Request: Count how many lines include "Classic" and answer with that number only.
"""
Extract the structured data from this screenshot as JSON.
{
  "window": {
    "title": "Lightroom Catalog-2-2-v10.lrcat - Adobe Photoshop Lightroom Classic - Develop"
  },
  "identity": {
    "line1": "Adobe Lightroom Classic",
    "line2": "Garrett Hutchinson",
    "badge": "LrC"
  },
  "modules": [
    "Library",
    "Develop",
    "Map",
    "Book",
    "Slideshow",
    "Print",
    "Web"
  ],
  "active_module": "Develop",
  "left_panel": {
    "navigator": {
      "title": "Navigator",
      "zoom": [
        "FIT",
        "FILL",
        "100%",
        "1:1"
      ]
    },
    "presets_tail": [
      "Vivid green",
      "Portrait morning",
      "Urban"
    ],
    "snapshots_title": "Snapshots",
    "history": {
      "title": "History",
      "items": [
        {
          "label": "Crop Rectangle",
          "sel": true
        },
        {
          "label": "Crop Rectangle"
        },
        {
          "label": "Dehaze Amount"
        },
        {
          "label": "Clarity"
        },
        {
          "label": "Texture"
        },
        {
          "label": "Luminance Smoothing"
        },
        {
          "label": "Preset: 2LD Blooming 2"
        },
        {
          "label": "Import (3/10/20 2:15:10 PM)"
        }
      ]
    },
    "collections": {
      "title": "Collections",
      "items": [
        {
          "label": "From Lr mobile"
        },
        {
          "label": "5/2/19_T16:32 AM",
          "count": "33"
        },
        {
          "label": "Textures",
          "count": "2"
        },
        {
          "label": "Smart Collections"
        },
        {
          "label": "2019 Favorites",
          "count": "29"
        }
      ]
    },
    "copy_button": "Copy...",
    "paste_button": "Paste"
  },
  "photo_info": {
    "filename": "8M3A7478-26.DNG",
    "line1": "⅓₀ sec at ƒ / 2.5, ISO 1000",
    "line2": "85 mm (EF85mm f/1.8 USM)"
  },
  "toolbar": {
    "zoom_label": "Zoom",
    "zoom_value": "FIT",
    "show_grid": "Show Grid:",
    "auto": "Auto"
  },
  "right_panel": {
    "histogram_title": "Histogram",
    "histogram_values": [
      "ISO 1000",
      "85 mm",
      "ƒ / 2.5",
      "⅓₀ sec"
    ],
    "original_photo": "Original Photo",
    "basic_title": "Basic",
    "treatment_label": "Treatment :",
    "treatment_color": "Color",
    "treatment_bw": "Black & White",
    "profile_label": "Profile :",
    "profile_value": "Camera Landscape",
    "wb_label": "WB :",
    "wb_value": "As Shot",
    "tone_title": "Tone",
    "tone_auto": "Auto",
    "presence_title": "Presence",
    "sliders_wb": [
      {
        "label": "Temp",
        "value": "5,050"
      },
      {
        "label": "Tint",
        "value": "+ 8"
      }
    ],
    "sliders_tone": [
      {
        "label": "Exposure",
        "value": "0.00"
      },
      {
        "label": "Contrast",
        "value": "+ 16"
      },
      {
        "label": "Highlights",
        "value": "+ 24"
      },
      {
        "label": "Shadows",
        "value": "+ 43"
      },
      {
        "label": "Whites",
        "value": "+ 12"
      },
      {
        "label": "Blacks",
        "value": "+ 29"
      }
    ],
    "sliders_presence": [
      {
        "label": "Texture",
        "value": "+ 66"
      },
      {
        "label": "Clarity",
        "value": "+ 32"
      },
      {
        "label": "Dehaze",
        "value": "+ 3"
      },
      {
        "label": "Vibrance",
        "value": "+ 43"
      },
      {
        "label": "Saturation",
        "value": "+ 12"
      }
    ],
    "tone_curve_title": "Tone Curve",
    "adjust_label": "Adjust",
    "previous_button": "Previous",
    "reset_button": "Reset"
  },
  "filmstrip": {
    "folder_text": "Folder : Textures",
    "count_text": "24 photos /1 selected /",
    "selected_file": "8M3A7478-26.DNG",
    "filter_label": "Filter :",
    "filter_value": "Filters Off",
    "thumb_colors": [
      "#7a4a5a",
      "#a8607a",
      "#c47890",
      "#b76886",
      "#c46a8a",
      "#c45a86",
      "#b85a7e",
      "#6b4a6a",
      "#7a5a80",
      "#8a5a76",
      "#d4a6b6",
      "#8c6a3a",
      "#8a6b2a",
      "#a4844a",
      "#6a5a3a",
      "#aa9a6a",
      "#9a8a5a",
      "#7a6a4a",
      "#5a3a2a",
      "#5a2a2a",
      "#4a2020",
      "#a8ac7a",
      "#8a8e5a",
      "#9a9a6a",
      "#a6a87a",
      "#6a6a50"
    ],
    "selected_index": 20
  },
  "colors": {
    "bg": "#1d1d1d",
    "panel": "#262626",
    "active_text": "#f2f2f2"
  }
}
"""
Response to the exercise: 2